Requirements:
Render the items, beginning with the first line and continuing through the line that contains "selection-box[interactable] — [365, 53, 567, 395]", as a JSON list of strings, one string per line, with blank lines omitted.

□ □ □

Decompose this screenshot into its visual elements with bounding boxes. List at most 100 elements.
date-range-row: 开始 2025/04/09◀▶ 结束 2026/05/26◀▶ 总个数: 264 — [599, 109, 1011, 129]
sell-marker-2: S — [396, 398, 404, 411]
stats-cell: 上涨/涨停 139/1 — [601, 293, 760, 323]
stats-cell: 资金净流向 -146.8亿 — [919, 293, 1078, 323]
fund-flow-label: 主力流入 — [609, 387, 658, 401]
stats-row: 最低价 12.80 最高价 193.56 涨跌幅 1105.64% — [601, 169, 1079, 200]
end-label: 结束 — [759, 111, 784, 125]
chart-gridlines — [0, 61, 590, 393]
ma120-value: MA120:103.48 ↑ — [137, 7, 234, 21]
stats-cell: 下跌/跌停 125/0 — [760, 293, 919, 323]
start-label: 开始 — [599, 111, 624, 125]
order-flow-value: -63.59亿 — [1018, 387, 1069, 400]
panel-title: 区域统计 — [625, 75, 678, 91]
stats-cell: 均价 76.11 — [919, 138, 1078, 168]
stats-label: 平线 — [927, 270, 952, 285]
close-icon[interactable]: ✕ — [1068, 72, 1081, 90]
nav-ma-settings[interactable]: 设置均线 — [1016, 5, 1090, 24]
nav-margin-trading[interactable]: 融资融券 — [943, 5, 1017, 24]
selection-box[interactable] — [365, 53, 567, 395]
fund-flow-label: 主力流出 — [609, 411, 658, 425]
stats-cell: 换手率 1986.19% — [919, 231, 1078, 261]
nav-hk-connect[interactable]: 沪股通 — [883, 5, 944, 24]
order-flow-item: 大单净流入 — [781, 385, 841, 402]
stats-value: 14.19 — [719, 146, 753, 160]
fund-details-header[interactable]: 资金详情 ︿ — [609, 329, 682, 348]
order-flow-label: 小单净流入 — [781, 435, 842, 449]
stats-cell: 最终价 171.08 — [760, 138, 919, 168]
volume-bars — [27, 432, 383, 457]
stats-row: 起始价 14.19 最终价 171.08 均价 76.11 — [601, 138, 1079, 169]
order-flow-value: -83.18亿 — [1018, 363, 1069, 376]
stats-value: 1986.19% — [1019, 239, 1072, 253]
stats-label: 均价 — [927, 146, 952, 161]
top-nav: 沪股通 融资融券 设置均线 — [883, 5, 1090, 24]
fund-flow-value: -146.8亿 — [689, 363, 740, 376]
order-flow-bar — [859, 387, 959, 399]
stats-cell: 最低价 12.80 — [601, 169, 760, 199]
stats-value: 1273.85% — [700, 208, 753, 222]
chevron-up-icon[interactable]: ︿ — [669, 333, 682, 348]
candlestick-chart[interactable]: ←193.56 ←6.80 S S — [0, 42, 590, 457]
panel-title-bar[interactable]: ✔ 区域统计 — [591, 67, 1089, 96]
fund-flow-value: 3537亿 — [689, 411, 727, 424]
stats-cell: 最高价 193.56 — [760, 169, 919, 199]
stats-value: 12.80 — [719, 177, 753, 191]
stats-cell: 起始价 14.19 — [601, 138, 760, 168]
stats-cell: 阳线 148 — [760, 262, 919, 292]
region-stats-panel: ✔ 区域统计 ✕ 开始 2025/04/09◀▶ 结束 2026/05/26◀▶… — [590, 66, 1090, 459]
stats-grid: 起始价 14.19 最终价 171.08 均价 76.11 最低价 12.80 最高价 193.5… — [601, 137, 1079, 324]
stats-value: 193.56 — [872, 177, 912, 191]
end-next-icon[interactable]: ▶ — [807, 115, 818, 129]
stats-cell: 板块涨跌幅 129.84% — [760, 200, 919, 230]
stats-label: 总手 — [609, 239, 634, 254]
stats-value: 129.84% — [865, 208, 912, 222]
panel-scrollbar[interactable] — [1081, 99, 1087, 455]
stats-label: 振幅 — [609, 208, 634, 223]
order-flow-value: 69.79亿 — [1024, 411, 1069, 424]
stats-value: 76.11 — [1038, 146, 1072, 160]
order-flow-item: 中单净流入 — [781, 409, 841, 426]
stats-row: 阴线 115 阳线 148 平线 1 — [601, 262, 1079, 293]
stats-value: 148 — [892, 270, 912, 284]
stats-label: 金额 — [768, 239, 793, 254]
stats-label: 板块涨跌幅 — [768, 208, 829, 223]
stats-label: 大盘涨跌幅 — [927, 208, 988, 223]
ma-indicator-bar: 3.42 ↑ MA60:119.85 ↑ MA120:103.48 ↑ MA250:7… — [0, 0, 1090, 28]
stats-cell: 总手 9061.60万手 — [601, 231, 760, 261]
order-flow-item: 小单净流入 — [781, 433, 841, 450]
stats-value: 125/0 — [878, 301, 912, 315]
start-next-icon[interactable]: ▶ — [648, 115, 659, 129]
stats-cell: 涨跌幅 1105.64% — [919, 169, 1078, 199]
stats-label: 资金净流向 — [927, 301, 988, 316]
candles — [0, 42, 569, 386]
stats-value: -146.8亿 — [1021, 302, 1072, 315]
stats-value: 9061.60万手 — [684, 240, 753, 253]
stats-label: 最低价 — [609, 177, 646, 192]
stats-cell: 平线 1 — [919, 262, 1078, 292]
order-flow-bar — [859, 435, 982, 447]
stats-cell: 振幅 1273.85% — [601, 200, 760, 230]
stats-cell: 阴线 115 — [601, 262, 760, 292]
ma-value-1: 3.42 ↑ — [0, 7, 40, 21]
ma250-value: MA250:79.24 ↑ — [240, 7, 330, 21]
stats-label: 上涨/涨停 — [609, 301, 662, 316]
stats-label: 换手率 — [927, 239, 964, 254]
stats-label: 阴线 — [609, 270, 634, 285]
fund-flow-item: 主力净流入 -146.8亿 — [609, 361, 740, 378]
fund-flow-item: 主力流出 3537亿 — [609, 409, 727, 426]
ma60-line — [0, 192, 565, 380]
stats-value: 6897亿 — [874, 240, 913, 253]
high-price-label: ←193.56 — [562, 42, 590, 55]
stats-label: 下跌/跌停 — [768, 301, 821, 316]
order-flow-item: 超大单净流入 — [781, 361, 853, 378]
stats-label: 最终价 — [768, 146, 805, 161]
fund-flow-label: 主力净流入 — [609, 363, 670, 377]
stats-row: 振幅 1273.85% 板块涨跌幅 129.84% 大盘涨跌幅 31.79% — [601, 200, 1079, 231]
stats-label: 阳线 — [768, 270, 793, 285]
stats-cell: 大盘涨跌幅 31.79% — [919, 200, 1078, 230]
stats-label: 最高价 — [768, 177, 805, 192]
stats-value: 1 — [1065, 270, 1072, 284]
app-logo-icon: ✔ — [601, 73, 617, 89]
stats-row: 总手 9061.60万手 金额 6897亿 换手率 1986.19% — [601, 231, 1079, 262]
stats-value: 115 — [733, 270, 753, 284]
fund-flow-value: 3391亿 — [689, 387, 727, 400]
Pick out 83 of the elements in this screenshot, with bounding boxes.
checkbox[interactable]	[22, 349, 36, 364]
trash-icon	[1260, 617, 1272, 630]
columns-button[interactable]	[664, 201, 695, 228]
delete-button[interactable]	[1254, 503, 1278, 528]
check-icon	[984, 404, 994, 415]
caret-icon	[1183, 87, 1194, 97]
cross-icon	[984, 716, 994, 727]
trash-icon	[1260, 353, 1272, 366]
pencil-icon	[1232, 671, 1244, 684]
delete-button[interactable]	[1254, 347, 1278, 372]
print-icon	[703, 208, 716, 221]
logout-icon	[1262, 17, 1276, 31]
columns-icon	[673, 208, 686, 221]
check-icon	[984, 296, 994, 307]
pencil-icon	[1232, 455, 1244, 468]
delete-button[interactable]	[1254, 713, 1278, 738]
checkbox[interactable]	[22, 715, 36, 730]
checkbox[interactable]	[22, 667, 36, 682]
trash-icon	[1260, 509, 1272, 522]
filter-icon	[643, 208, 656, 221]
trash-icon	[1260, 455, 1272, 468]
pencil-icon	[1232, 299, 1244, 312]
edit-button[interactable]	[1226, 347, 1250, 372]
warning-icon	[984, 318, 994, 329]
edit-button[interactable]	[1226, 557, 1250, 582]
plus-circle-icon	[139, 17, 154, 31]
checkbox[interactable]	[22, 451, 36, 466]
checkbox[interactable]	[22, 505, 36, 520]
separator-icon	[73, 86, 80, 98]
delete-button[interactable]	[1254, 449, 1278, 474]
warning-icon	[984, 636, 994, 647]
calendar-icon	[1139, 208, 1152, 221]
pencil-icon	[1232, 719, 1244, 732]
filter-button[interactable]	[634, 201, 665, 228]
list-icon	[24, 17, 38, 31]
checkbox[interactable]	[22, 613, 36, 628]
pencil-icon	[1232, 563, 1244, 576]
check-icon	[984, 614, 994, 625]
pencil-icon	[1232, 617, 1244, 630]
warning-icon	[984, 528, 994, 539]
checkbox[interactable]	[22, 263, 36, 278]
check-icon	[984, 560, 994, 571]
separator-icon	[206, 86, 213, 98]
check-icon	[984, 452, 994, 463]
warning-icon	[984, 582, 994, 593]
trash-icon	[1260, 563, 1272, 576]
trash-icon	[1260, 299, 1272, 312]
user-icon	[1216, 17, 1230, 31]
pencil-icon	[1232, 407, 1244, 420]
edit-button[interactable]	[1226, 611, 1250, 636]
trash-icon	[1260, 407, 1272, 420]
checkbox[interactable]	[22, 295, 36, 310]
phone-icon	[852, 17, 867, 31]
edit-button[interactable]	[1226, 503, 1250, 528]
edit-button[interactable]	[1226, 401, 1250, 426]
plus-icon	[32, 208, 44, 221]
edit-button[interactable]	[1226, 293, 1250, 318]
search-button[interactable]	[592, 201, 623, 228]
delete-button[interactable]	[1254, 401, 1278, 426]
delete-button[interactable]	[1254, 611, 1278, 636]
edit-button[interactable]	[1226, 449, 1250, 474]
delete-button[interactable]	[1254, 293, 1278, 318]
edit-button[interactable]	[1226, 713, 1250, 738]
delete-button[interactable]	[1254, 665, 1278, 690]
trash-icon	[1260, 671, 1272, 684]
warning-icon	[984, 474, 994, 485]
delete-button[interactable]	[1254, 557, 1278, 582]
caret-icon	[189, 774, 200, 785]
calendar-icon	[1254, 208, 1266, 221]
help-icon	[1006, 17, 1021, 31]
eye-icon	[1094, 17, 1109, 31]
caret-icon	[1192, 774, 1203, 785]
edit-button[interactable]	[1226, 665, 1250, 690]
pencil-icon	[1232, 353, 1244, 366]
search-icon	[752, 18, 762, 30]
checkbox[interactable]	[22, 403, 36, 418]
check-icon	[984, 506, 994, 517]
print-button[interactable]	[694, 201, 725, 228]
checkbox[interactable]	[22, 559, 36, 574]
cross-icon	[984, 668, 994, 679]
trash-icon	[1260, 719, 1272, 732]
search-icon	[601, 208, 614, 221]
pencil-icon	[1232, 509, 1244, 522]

□ □ □

Solved exercise:
[
  "Decompose this screenshot into its visual elements with bounding boxes. List at most 100 elements.",
  "date-range-row: 开始 2025/04/09◀▶ 结束 2026/05/26◀▶ 总个数: 264 — [599, 109, 1011, 129]",
  "sell-marker-2: S — [396, 398, 404, 411]",
  "stats-cell: 上涨/涨停 139/1 — [601, 293, 760, 323]",
  "stats-cell: 资金净流向 -146.8亿 — [919, 293, 1078, 323]",
  "fund-flow-label: 主力流入 — [609, 387, 658, 401]",
  "stats-row: 最低价 12.80 最高价 193.56 涨跌幅 1105.64% — [601, 169, 1079, 200]",
  "end-label: 结束 — [759, 111, 784, 125]",
  "chart-gridlines — [0, 61, 590, 393]",
  "ma120-value: MA120:103.48 ↑ — [137, 7, 234, 21]",
  "stats-cell: 下跌/跌停 125/0 — [760, 293, 919, 323]",
  "start-label: 开始 — [599, 111, 624, 125]",
  "order-flow-value: -63.59亿 — [1018, 387, 1069, 400]",
  "panel-title: 区域统计 — [625, 75, 678, 91]",
  "stats-cell: 均价 76.11 — [919, 138, 1078, 168]",
  "stats-label: 平线 — [927, 270, 952, 285]",
  "close-icon[interactable]: ✕ — [1068, 72, 1081, 90]",
  "nav-ma-settings[interactable]: 设置均线 — [1016, 5, 1090, 24]",
  "nav-margin-trading[interactable]: 融资融券 — [943, 5, 1017, 24]",
  "selection-box[interactable] — [365, 53, 567, 395]"
]